Reproduce the listing below in full and without alteration, apart from its pictures.

>> START Supplied records

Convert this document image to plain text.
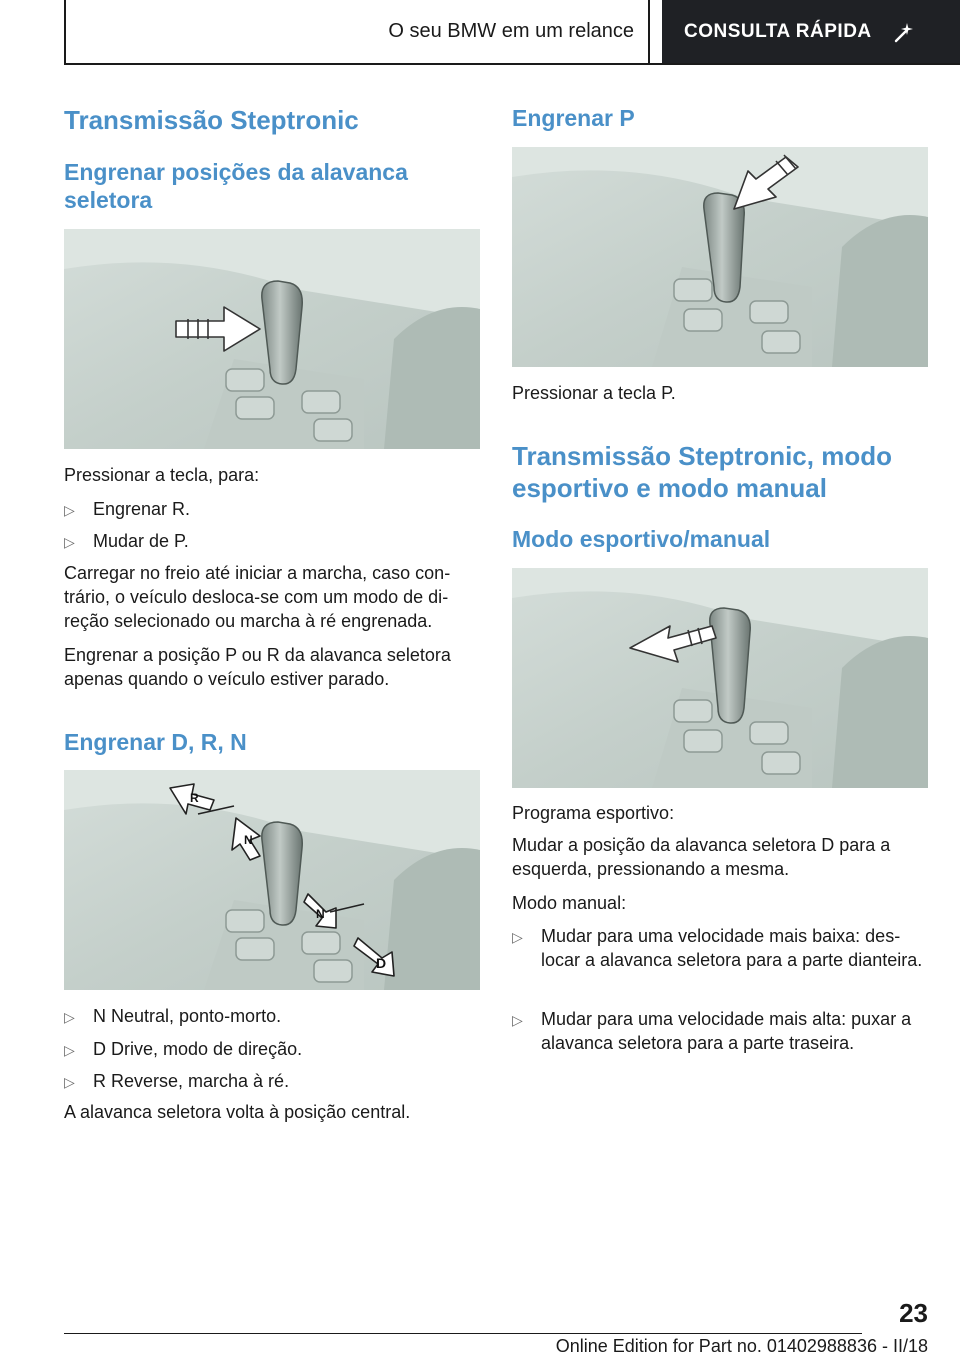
O seu BMW em um relance	CONSULTA RÁPIDA
Transmissão Steptronic
Engrenar posições da alavanca seletora

Pressionar a tecla, para:

▷	Engrenar R.
▷	Mudar de P.

Carregar no freio até iniciar a marcha, caso contrário, o veículo desloca-se com um modo de direção selecionado ou marcha à ré engrenada.

Engrenar a posição P ou R da alavanca seletora apenas quando o veículo estiver parado.

Engrenar D, R, N
R
N
N
D
▷	N Neutral, ponto-morto.
▷	D Drive, modo de direção.
▷	R Reverse, marcha à ré.

A alavanca seletora volta à posição central.

Engrenar P

Pressionar a tecla P.

Transmissão Steptronic, modo esportivo e modo manual
Modo esportivo/manual

Programa esportivo:

Mudar a posição da alavanca seletora D para a esquerda, pressionando a mesma.

Modo manual:

▷	Mudar para uma velocidade mais baixa: deslocar a alavanca seletora para a parte dianteira.
▷	Mudar para uma velocidade mais alta: puxar a alavanca seletora para a parte traseira.
23
Online Edition for Part no. 01402988836 - II/18
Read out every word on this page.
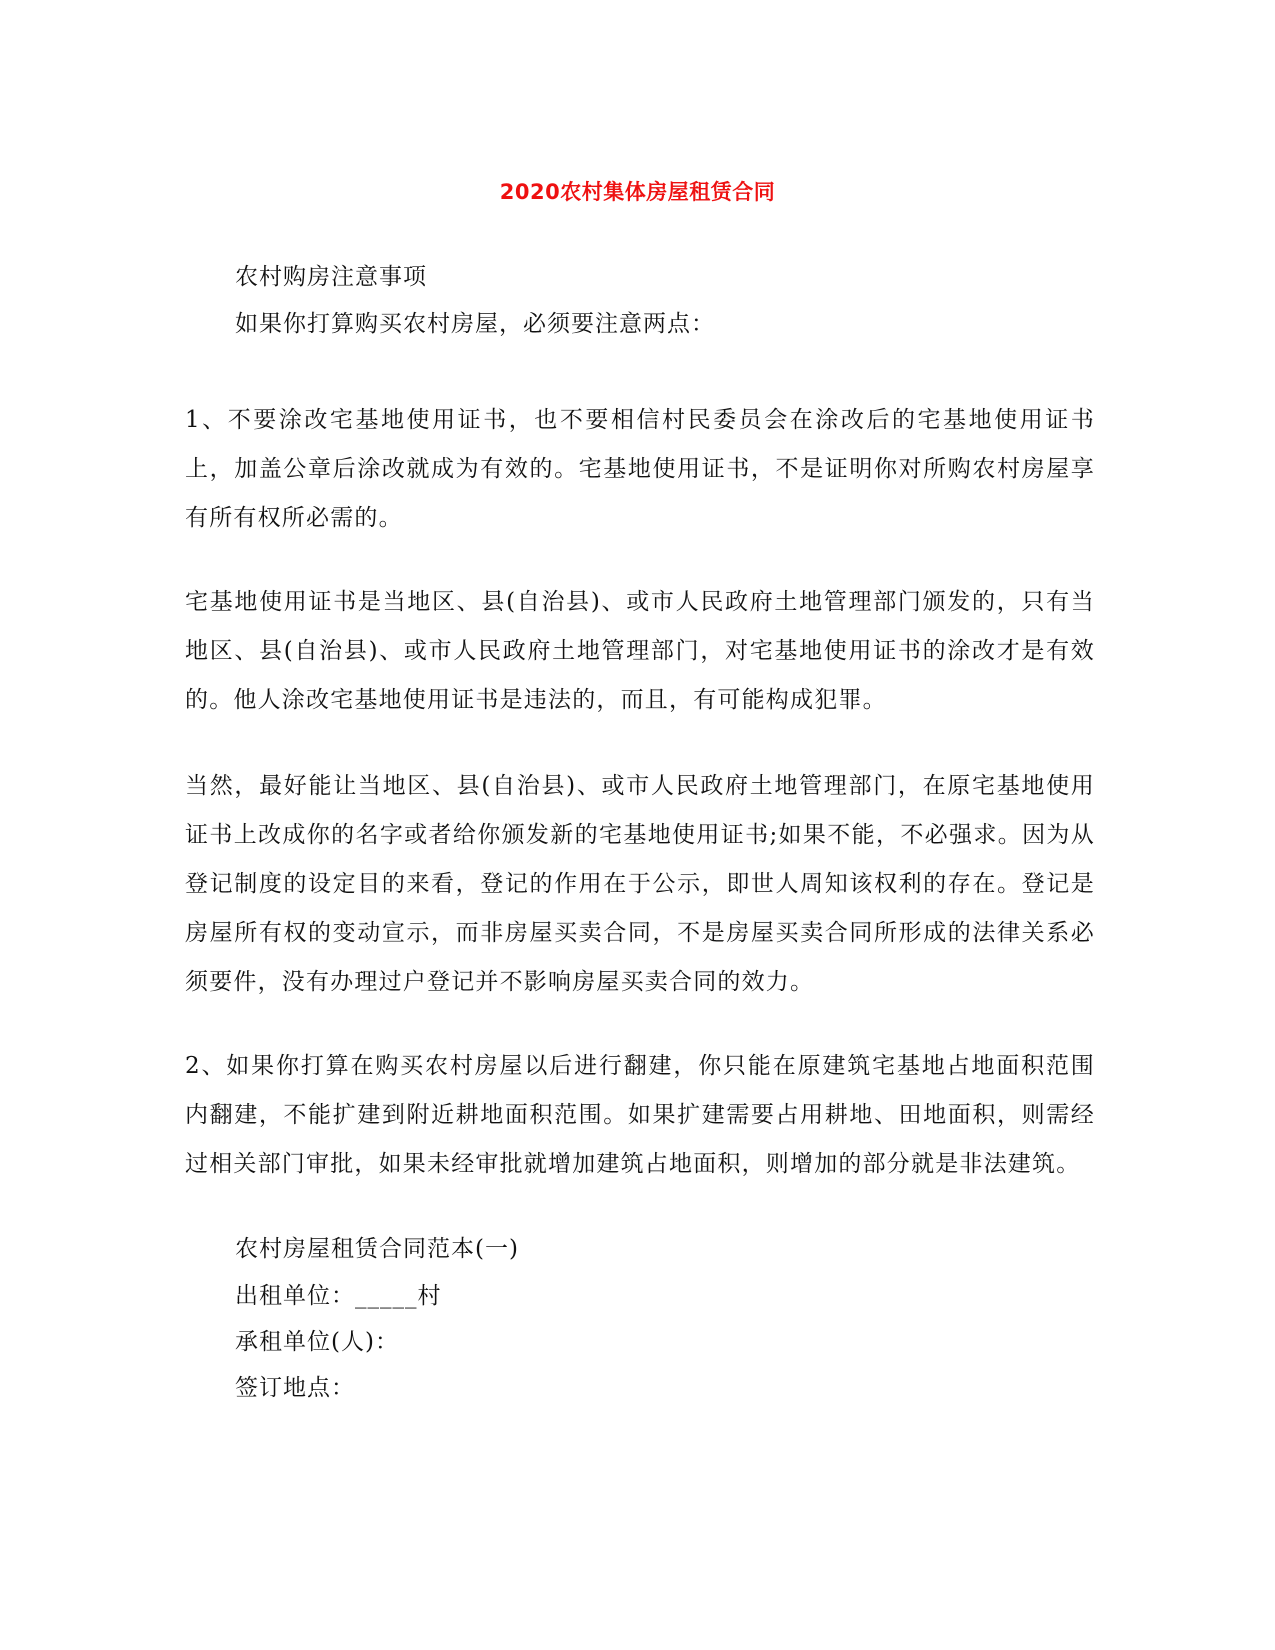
2020农村集体房屋租赁合同
农村购房注意事项
如果你打算购买农村房屋，必须要注意两点：
1、不要涂改宅基地使用证书，也不要相信村民委员会在涂改后的宅基地使用证书上，加盖公章后涂改就成为有效的。宅基地使用证书，不是证明你对所购农村房屋享有所有权所必需的。
宅基地使用证书是当地区、县(自治县)、或市人民政府土地管理部门颁发的，只有当地区、县(自治县)、或市人民政府土地管理部门，对宅基地使用证书的涂改才是有效的。他人涂改宅基地使用证书是违法的，而且，有可能构成犯罪。
当然，最好能让当地区、县(自治县)、或市人民政府土地管理部门，在原宅基地使用证书上改成你的名字或者给你颁发新的宅基地使用证书;如果不能，不必强求。因为从登记制度的设定目的来看，登记的作用在于公示，即世人周知该权利的存在。登记是房屋所有权的变动宣示，而非房屋买卖合同，不是房屋买卖合同所形成的法律关系必须要件，没有办理过户登记并不影响房屋买卖合同的效力。
2、如果你打算在购买农村房屋以后进行翻建，你只能在原建筑宅基地占地面积范围内翻建，不能扩建到附近耕地面积范围。如果扩建需要占用耕地、田地面积，则需经过相关部门审批，如果未经审批就增加建筑占地面积，则增加的部分就是非法建筑。
农村房屋租赁合同范本(一)
出租单位：_____村
承租单位(人)：
签订地点：
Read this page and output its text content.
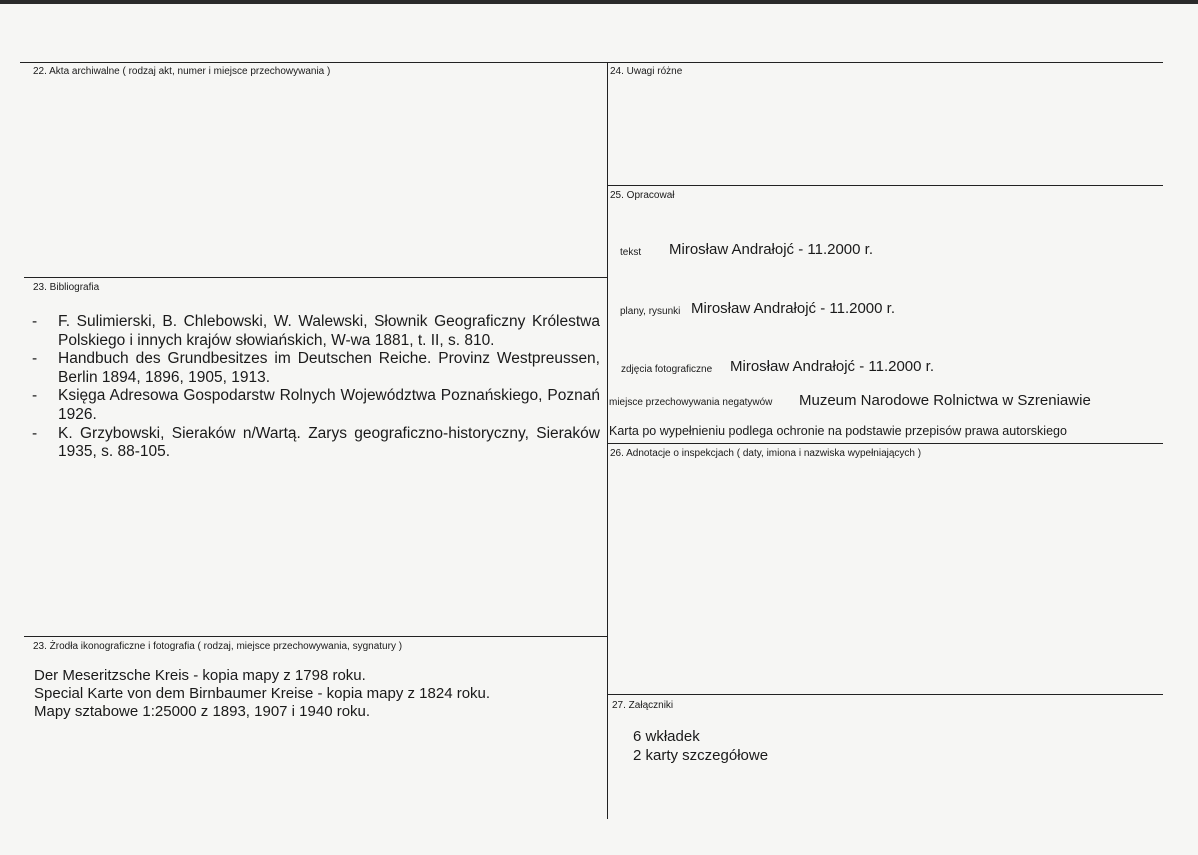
22. Akta archiwalne ( rodzaj akt, numer i miejsce przechowywania )
23. Bibliografia
- F. Sulimierski, B. Chlebowski, W. Walewski, Słownik Geograficzny Królestwa Polskiego i innych krajów słowiańskich, W-wa 1881, t. II, s. 810.
- Handbuch des Grundbesitzes im Deutschen Reiche. Provinz Westpreussen, Berlin 1894, 1896, 1905, 1913.
- Księga Adresowa Gospodarstw Rolnych Województwa Poznańskiego, Poznań 1926.
- K. Grzybowski, Sieraków n/Wartą. Zarys geograficzno-historyczny, Sieraków 1935, s. 88-105.
23. Żrodła ikonograficzne i fotografia ( rodzaj, miejsce przechowywania, sygnatury )
Der Meseritzsche Kreis - kopia mapy z 1798 roku.
Special Karte von dem Birnbaumer Kreise - kopia mapy z 1824 roku.
Mapy sztabowe 1:25000 z 1893, 1907 i 1940 roku.
24. Uwagi różne
25. Opracował
tekst Mirosław Andrałojć - 11.2000 r.
plany, rysunki Mirosław Andrałojć - 11.2000 r.
zdjęcia fotograficzne Mirosław Andrałojć - 11.2000 r.
miejsce przechowywania negatywów Muzeum Narodowe Rolnictwa w Szreniawie
Karta po wypełnieniu podlega ochronie na podstawie przepisów prawa autorskiego
26. Adnotacje o inspekcjach ( daty, imiona i nazwiska wypełniających )
27. Załączniki
6 wkładek
2 karty szczegółowe
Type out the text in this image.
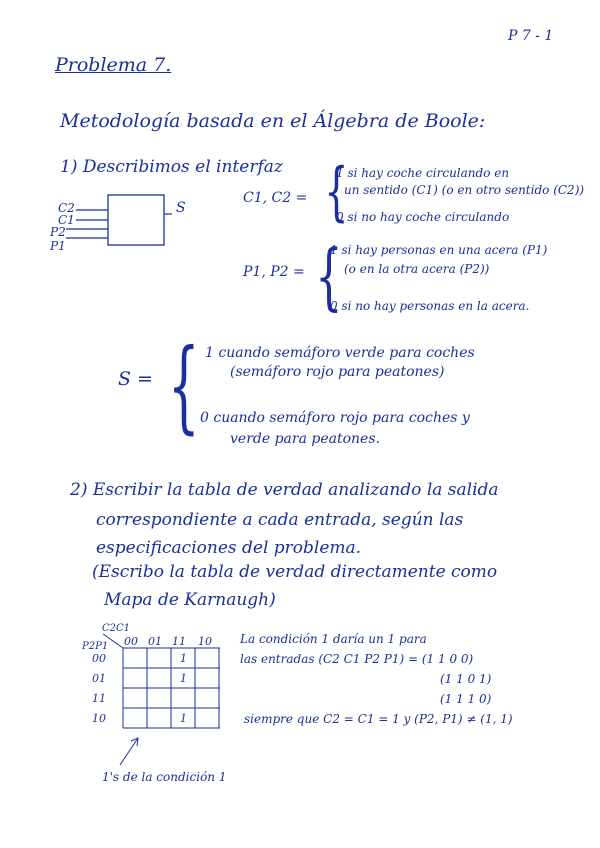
P 7 - 1
Problema 7.
Metodología basada en el Álgebra de Boole:
1) Describimos el interfaz
C2
C1
P2
P1
S
C1, C2 = {
1 si hay coche circulando en
un sentido (C1) (o en otro sentido (C2))
0 si no hay coche circulando
P1, P2 = {
1 si hay personas en una acera (P1)
(o en la otra acera (P2))
0 si no hay personas en la acera.
S = { 1 cuando semáforo verde para coches
(semáforo rojo para peatones)
0 cuando semáforo rojo para coches y
verde para peatones.
2) Escribir la tabla de verdad analizando la salida
correspondiente a cada entrada, según las
especificaciones del problema.
(Escribo la tabla de verdad directamente como
Mapa de Karnaugh)
C2C1
P2P1 00 01 11 10
00
01
11
10
1
1
1
La condición 1 daría un 1 para
las entradas (C2 C1 P2 P1) = (1 1 0 0)
(1 1 0 1)
(1 1 1 0)
siempre que C2 = C1 = 1 y (P2, P1) ≠ (1, 1)
1's de la condición 1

>> END Supplied records

* [Solution to this task]:
Convert this document image to plain text.
O seu BMW em um relance	CONSULTA RÁPIDA
Transmissão Steptronic
Engrenar posições da alavanca seletora

Pressionar a tecla, para:

▷	Engrenar R.
▷	Mudar de P.

Carregar no freio até iniciar a marcha, caso contrário, o veículo desloca-se com um modo de direção selecionado ou marcha à ré engrenada.

Engrenar a posição P ou R da alavanca seletora apenas quando o veículo estiver parado.

Engrenar D, R, N
R
N
N
D
▷	N Neutral, ponto-morto.
▷	D Drive, modo de direção.
▷	R Reverse, marcha à ré.

A alavanca seletora volta à posição central.

Engrenar P

Pressionar a tecla P.

Transmissão Steptronic, modo esportivo e modo manual
Modo esportivo/manual

Programa esportivo:

Mudar a posição da alavanca seletora D para a esquerda, pressionando a mesma.

Modo manual:

▷	Mudar para uma velocidade mais baixa: deslocar a alavanca seletora para a parte dianteira.
▷	Mudar para uma velocidade mais alta: puxar a alavanca seletora para a parte traseira.
23
Online Edition for Part no. 01402988836 - II/18
Read out every word on this page.
2020农村集体房屋租赁合同
农村购房注意事项
如果你打算购买农村房屋，必须要注意两点：
1、不要涂改宅基地使用证书，也不要相信村民委员会在涂改后的宅基地使用证书上，加盖公章后涂改就成为有效的。宅基地使用证书，不是证明你对所购农村房屋享有所有权所必需的。
宅基地使用证书是当地区、县(自治县)、或市人民政府土地管理部门颁发的，只有当地区、县(自治县)、或市人民政府土地管理部门，对宅基地使用证书的涂改才是有效的。他人涂改宅基地使用证书是违法的，而且，有可能构成犯罪。
当然，最好能让当地区、县(自治县)、或市人民政府土地管理部门，在原宅基地使用证书上改成你的名字或者给你颁发新的宅基地使用证书;如果不能，不必强求。因为从登记制度的设定目的来看，登记的作用在于公示，即世人周知该权利的存在。登记是房屋所有权的变动宣示，而非房屋买卖合同，不是房屋买卖合同所形成的法律关系必须要件，没有办理过户登记并不影响房屋买卖合同的效力。
2、如果你打算在购买农村房屋以后进行翻建，你只能在原建筑宅基地占地面积范围内翻建，不能扩建到附近耕地面积范围。如果扩建需要占用耕地、田地面积，则需经过相关部门审批，如果未经审批就增加建筑占地面积，则增加的部分就是非法建筑。
农村房屋租赁合同范本(一)
出租单位：_____村
承租单位(人)：
签订地点：
Read this page and output its text content.
22. Akta archiwalne ( rodzaj akt, numer i miejsce przechowywania )
23. Bibliografia
- F. Sulimierski, B. Chlebowski, W. Walewski, Słownik Geograficzny Królestwa Polskiego i innych krajów słowiańskich, W-wa 1881, t. II, s. 810.
- Handbuch des Grundbesitzes im Deutschen Reiche. Provinz Westpreussen, Berlin 1894, 1896, 1905, 1913.
- Księga Adresowa Gospodarstw Rolnych Województwa Poznańskiego, Poznań 1926.
- K. Grzybowski, Sieraków n/Wartą. Zarys geograficzno-historyczny, Sieraków 1935, s. 88-105.
23. Żrodła ikonograficzne i fotografia ( rodzaj, miejsce przechowywania, sygnatury )
Der Meseritzsche Kreis - kopia mapy z 1798 roku.
Special Karte von dem Birnbaumer Kreise - kopia mapy z 1824 roku.
Mapy sztabowe 1:25000 z 1893, 1907 i 1940 roku.
24. Uwagi różne
25. Opracował
tekst Mirosław Andrałojć - 11.2000 r.
plany, rysunki Mirosław Andrałojć - 11.2000 r.
zdjęcia fotograficzne Mirosław Andrałojć - 11.2000 r.
miejsce przechowywania negatywów Muzeum Narodowe Rolnictwa w Szreniawie
Karta po wypełnieniu podlega ochronie na podstawie przepisów prawa autorskiego
26. Adnotacje o inspekcjach ( daty, imiona i nazwiska wypełniających )
27. Załączniki
6 wkładek
2 karty szczegółowe
Type out the text in this image.
P 7 - 1
Problema 7.
Metodología basada en el Álgebra de Boole:
1) Describimos el interfaz
C2
C1
P2
P1
S
C1, C2 = {
1 si hay coche circulando en
un sentido (C1) (o en otro sentido (C2))
0 si no hay coche circulando
P1, P2 = {
1 si hay personas en una acera (P1)
(o en la otra acera (P2))
0 si no hay personas en la acera.
S = { 1 cuando semáforo verde para coches
(semáforo rojo para peatones)
0 cuando semáforo rojo para coches y
verde para peatones.
2) Escribir la tabla de verdad analizando la salida
correspondiente a cada entrada, según las
especificaciones del problema.
(Escribo la tabla de verdad directamente como
Mapa de Karnaugh)
C2C1
P2P1 00 01 11 10
00
01
11
10
1
1
1
La condición 1 daría un 1 para
las entradas (C2 C1 P2 P1) = (1 1 0 0)
(1 1 0 1)
(1 1 1 0)
siempre que C2 = C1 = 1 y (P2, P1) ≠ (1, 1)
1's de la condición 1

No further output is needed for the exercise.